Please transcribe the data that follows without the pictures, keeping every word the same.

+---+

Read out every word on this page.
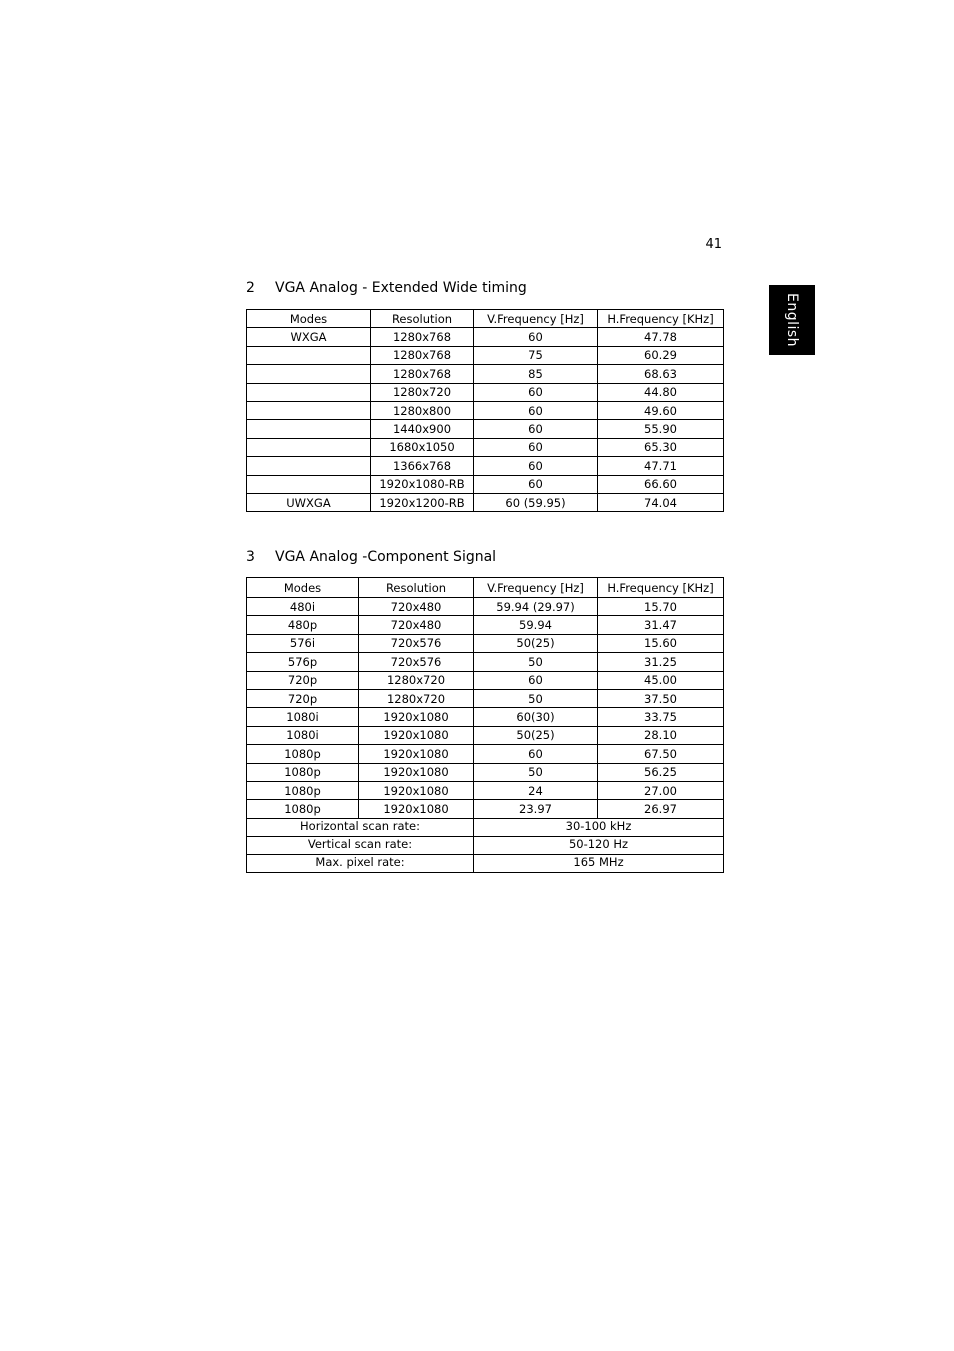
41
English
2 VGA Analog - Extended Wide timing
Modes	Resolution	V.Frequency [Hz]	H.Frequency [KHz]
WXGA	1280x768	60	47.78
	1280x768	75	60.29
	1280x768	85	68.63
	1280x720	60	44.80
	1280x800	60	49.60
	1440x900	60	55.90
	1680x1050	60	65.30
	1366x768	60	47.71
	1920x1080-RB	60	66.60
UWXGA	1920x1200-RB	60 (59.95)	74.04
3 VGA Analog -Component Signal
Modes	Resolution	V.Frequency [Hz]	H.Frequency [KHz]
480i	720x480	59.94 (29.97)	15.70
480p	720x480	59.94	31.47
576i	720x576	50(25)	15.60
576p	720x576	50	31.25
720p	1280x720	60	45.00
720p	1280x720	50	37.50
1080i	1920x1080	60(30)	33.75
1080i	1920x1080	50(25)	28.10
1080p	1920x1080	60	67.50
1080p	1920x1080	50	56.25
1080p	1920x1080	24	27.00
1080p	1920x1080	23.97	26.97
Horizontal scan rate:		30-100 kHz	
Vertical scan rate:		50-120 Hz	
Max. pixel rate:		165 MHz	
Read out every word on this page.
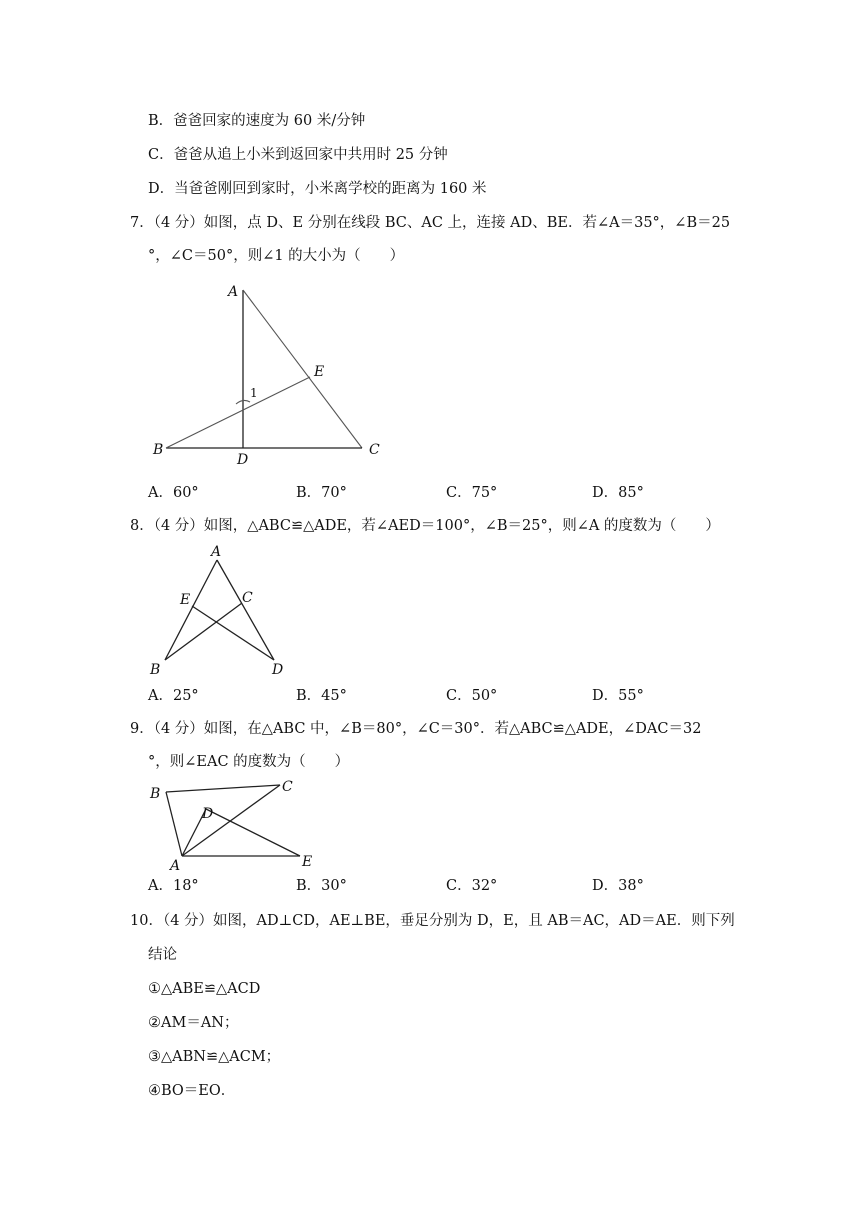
B．爸爸回家的速度为 60 米/分钟
C．爸爸从追上小米到返回家中共用时 25 分钟
D．当爸爸刚回到家时，小米离学校的距离为 160 米
7．（4 分）如图，点 D、E 分别在线段 BC、AC 上，连接 AD、BE．若∠A＝35°，∠B＝25
°，∠C＝50°，则∠1 的大小为（　　）
A
B	C
D
E
1
A．60°	B．70°	C．75°	D．85°
8．（4 分）如图，△ABC≌△ADE，若∠AED＝100°，∠B＝25°，则∠A 的度数为（　　）
A
E	C
B	D
A．25°	B．45°	C．50°	D．55°
9．（4 分）如图，在△ABC 中，∠B＝80°，∠C＝30°．若△ABC≌△ADE，∠DAC＝32
°，则∠EAC 的度数为（　　）
B	C
D
A	E
A．18°	B．30°	C．32°	D．38°
10．（4 分）如图，AD⊥CD，AE⊥BE，垂足分别为 D，E，且 AB＝AC，AD＝AE．则下列
结论
①△ABE≌△ACD
②AM＝AN；
③△ABN≌△ACM；
④BO＝EO．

+---+

**RESPONSE**
Read out every word on this page.
41
English
2 VGA Analog - Extended Wide timing
Modes	Resolution	V.Frequency [Hz]	H.Frequency [KHz]
WXGA	1280x768	60	47.78
	1280x768	75	60.29
	1280x768	85	68.63
	1280x720	60	44.80
	1280x800	60	49.60
	1440x900	60	55.90
	1680x1050	60	65.30
	1366x768	60	47.71
	1920x1080-RB	60	66.60
UWXGA	1920x1200-RB	60 (59.95)	74.04
3 VGA Analog -Component Signal
Modes	Resolution	V.Frequency [Hz]	H.Frequency [KHz]
480i	720x480	59.94 (29.97)	15.70
480p	720x480	59.94	31.47
576i	720x576	50(25)	15.60
576p	720x576	50	31.25
720p	1280x720	60	45.00
720p	1280x720	50	37.50
1080i	1920x1080	60(30)	33.75
1080i	1920x1080	50(25)	28.10
1080p	1920x1080	60	67.50
1080p	1920x1080	50	56.25
1080p	1920x1080	24	27.00
1080p	1920x1080	23.97	26.97
Horizontal scan rate:		30-100 kHz	
Vertical scan rate:		50-120 Hz	
Max. pixel rate:		165 MHz	
Read out every word on this page.
B．爸爸回家的速度为 60 米/分钟
C．爸爸从追上小米到返回家中共用时 25 分钟
D．当爸爸刚回到家时，小米离学校的距离为 160 米
7．（4 分）如图，点 D、E 分别在线段 BC、AC 上，连接 AD、BE．若∠A＝35°，∠B＝25
°，∠C＝50°，则∠1 的大小为（　　）
A
B	C
D
E
1
A．60°	B．70°	C．75°	D．85°
8．（4 分）如图，△ABC≌△ADE，若∠AED＝100°，∠B＝25°，则∠A 的度数为（　　）
A
E	C
B	D
A．25°	B．45°	C．50°	D．55°
9．（4 分）如图，在△ABC 中，∠B＝80°，∠C＝30°．若△ABC≌△ADE，∠DAC＝32
°，则∠EAC 的度数为（　　）
B	C
D
A	E
A．18°	B．30°	C．32°	D．38°
10．（4 分）如图，AD⊥CD，AE⊥BE，垂足分别为 D，E，且 AB＝AC，AD＝AE．则下列
结论
①△ABE≌△ACD
②AM＝AN；
③△ABN≌△ACM；
④BO＝EO．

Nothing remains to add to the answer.